#### Exercise requirements:
Make an exact copy of the data below, leaving out every picture.
■ ■ ■ ■ ■
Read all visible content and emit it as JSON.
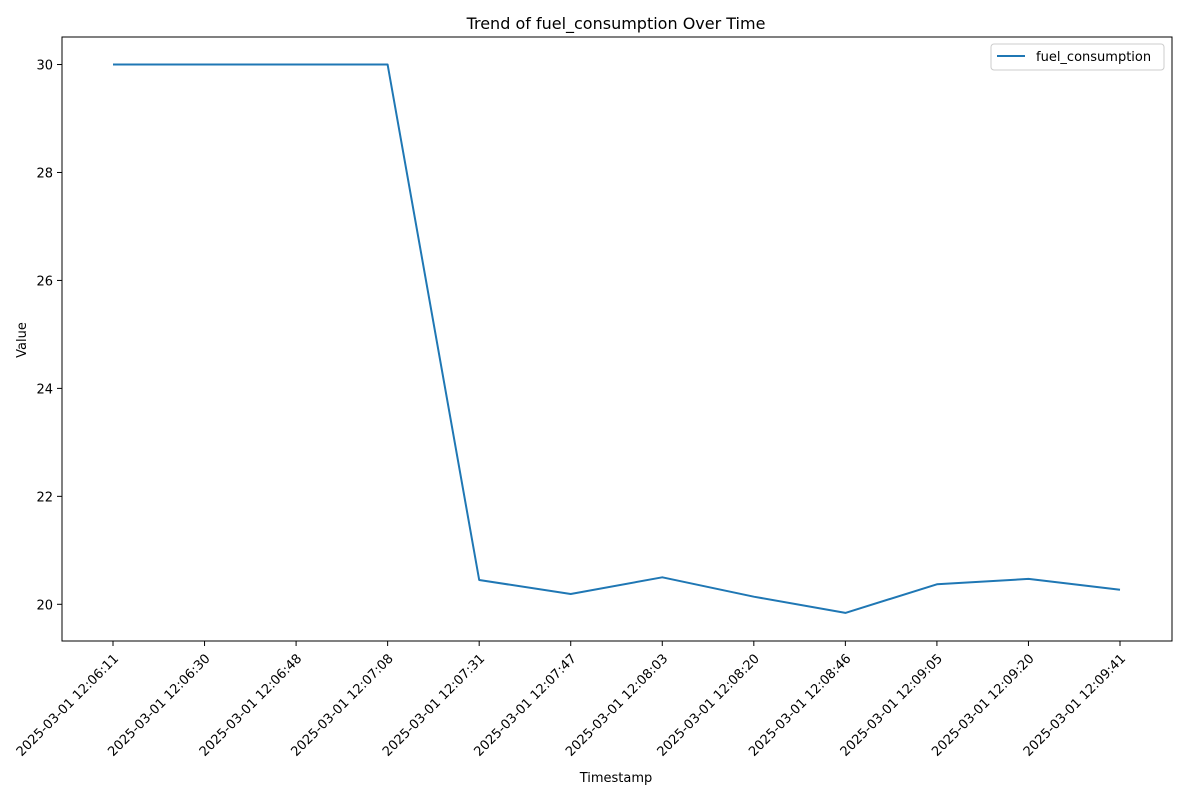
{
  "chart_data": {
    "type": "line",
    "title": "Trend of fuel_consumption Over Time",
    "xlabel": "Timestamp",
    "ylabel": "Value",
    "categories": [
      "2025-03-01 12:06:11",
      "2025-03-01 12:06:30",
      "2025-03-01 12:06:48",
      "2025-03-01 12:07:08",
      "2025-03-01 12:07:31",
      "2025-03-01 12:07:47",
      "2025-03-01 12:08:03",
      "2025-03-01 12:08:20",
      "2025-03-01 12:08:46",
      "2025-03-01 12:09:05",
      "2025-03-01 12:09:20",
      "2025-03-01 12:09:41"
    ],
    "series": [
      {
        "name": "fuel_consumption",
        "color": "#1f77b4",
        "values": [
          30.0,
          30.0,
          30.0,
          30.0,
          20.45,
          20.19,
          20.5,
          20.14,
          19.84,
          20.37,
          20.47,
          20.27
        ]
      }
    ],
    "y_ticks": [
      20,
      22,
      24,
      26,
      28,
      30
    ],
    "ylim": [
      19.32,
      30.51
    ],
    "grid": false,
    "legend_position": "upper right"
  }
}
■ ■ ■ ■ ■
#### Reply:
Read all visible content and emit it as JSON.
{
  "chart_data": {
    "type": "line",
    "title": "Trend of fuel_consumption Over Time",
    "xlabel": "Timestamp",
    "ylabel": "Value",
    "categories": [
      "2025-03-01 12:06:11",
      "2025-03-01 12:06:30",
      "2025-03-01 12:06:48",
      "2025-03-01 12:07:08",
      "2025-03-01 12:07:31",
      "2025-03-01 12:07:47",
      "2025-03-01 12:08:03",
      "2025-03-01 12:08:20",
      "2025-03-01 12:08:46",
      "2025-03-01 12:09:05",
      "2025-03-01 12:09:20",
      "2025-03-01 12:09:41"
    ],
    "series": [
      {
        "name": "fuel_consumption",
        "color": "#1f77b4",
        "values": [
          30.0,
          30.0,
          30.0,
          30.0,
          20.45,
          20.19,
          20.5,
          20.14,
          19.84,
          20.37,
          20.47,
          20.27
        ]
      }
    ],
    "y_ticks": [
      20,
      22,
      24,
      26,
      28,
      30
    ],
    "ylim": [
      19.32,
      30.51
    ],
    "grid": false,
    "legend_position": "upper right"
  }
}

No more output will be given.